Exercise prompt
Extract the full set of records that follows, word for word.

----- Stored data -----

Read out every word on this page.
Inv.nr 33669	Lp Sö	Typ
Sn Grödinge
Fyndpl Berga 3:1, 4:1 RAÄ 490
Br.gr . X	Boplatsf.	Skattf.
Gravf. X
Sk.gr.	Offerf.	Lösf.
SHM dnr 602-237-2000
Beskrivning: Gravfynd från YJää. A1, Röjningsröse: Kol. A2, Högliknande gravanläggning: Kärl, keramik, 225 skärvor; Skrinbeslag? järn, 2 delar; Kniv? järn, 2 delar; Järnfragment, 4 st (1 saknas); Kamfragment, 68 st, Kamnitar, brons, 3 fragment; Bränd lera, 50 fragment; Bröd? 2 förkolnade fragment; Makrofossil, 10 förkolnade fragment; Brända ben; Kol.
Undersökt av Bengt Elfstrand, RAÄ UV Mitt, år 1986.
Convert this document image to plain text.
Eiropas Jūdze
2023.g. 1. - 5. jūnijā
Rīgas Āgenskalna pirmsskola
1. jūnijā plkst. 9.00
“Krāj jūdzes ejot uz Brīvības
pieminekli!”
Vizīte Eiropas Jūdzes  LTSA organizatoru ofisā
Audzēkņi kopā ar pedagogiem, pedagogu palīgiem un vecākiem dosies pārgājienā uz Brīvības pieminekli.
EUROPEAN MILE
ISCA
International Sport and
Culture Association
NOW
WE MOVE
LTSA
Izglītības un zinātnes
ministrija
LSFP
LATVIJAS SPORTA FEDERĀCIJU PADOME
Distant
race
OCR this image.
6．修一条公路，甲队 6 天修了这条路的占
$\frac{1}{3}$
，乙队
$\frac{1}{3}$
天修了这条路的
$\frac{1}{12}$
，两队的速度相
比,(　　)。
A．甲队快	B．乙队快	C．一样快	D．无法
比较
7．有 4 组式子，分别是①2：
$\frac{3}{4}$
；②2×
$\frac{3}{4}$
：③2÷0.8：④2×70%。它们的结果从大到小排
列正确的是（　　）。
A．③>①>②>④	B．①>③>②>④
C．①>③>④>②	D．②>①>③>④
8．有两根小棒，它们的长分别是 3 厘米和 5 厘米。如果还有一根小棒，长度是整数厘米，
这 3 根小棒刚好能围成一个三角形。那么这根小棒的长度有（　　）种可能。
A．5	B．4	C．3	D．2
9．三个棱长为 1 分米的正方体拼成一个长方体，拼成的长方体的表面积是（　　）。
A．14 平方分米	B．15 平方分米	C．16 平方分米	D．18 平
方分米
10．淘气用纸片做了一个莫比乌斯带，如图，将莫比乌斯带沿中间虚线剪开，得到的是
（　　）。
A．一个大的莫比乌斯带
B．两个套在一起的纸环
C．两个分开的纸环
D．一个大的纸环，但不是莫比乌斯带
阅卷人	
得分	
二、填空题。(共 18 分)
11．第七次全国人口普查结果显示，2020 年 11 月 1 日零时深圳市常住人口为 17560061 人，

-----

Solution to the problem
Read out every word on this page.
Inv.nr 33669	Lp Sö	Typ
Sn Grödinge
Fyndpl Berga 3:1, 4:1 RAÄ 490
Br.gr . X	Boplatsf.	Skattf.
Gravf. X
Sk.gr.	Offerf.	Lösf.
SHM dnr 602-237-2000
Beskrivning: Gravfynd från YJää. A1, Röjningsröse: Kol. A2, Högliknande gravanläggning: Kärl, keramik, 225 skärvor; Skrinbeslag? järn, 2 delar; Kniv? järn, 2 delar; Järnfragment, 4 st (1 saknas); Kamfragment, 68 st, Kamnitar, brons, 3 fragment; Bränd lera, 50 fragment; Bröd? 2 förkolnade fragment; Makrofossil, 10 förkolnade fragment; Brända ben; Kol.
Undersökt av Bengt Elfstrand, RAÄ UV Mitt, år 1986.
Convert this document image to plain text.
Eiropas Jūdze
2023.g. 1. - 5. jūnijā
Rīgas Āgenskalna pirmsskola
1. jūnijā plkst. 9.00
“Krāj jūdzes ejot uz Brīvības
pieminekli!”
Vizīte Eiropas Jūdzes  LTSA organizatoru ofisā
Audzēkņi kopā ar pedagogiem, pedagogu palīgiem un vecākiem dosies pārgājienā uz Brīvības pieminekli.
EUROPEAN MILE
ISCA
International Sport and
Culture Association
NOW
WE MOVE
LTSA
Izglītības un zinātnes
ministrija
LSFP
LATVIJAS SPORTA FEDERĀCIJU PADOME
Distant
race
OCR this image.
6．修一条公路，甲队 6 天修了这条路的占
$\frac{1}{3}$
，乙队
$\frac{1}{3}$
天修了这条路的
$\frac{1}{12}$
，两队的速度相
比,(　　)。
A．甲队快	B．乙队快	C．一样快	D．无法
比较
7．有 4 组式子，分别是①2：
$\frac{3}{4}$
；②2×
$\frac{3}{4}$
：③2÷0.8：④2×70%。它们的结果从大到小排
列正确的是（　　）。
A．③>①>②>④	B．①>③>②>④
C．①>③>④>②	D．②>①>③>④
8．有两根小棒，它们的长分别是 3 厘米和 5 厘米。如果还有一根小棒，长度是整数厘米，
这 3 根小棒刚好能围成一个三角形。那么这根小棒的长度有（　　）种可能。
A．5	B．4	C．3	D．2
9．三个棱长为 1 分米的正方体拼成一个长方体，拼成的长方体的表面积是（　　）。
A．14 平方分米	B．15 平方分米	C．16 平方分米	D．18 平
方分米
10．淘气用纸片做了一个莫比乌斯带，如图，将莫比乌斯带沿中间虚线剪开，得到的是
（　　）。
A．一个大的莫比乌斯带
B．两个套在一起的纸环
C．两个分开的纸环
D．一个大的纸环，但不是莫比乌斯带
阅卷人	
得分	
二、填空题。(共 18 分)
11．第七次全国人口普查结果显示，2020 年 11 月 1 日零时深圳市常住人口为 17560061 人，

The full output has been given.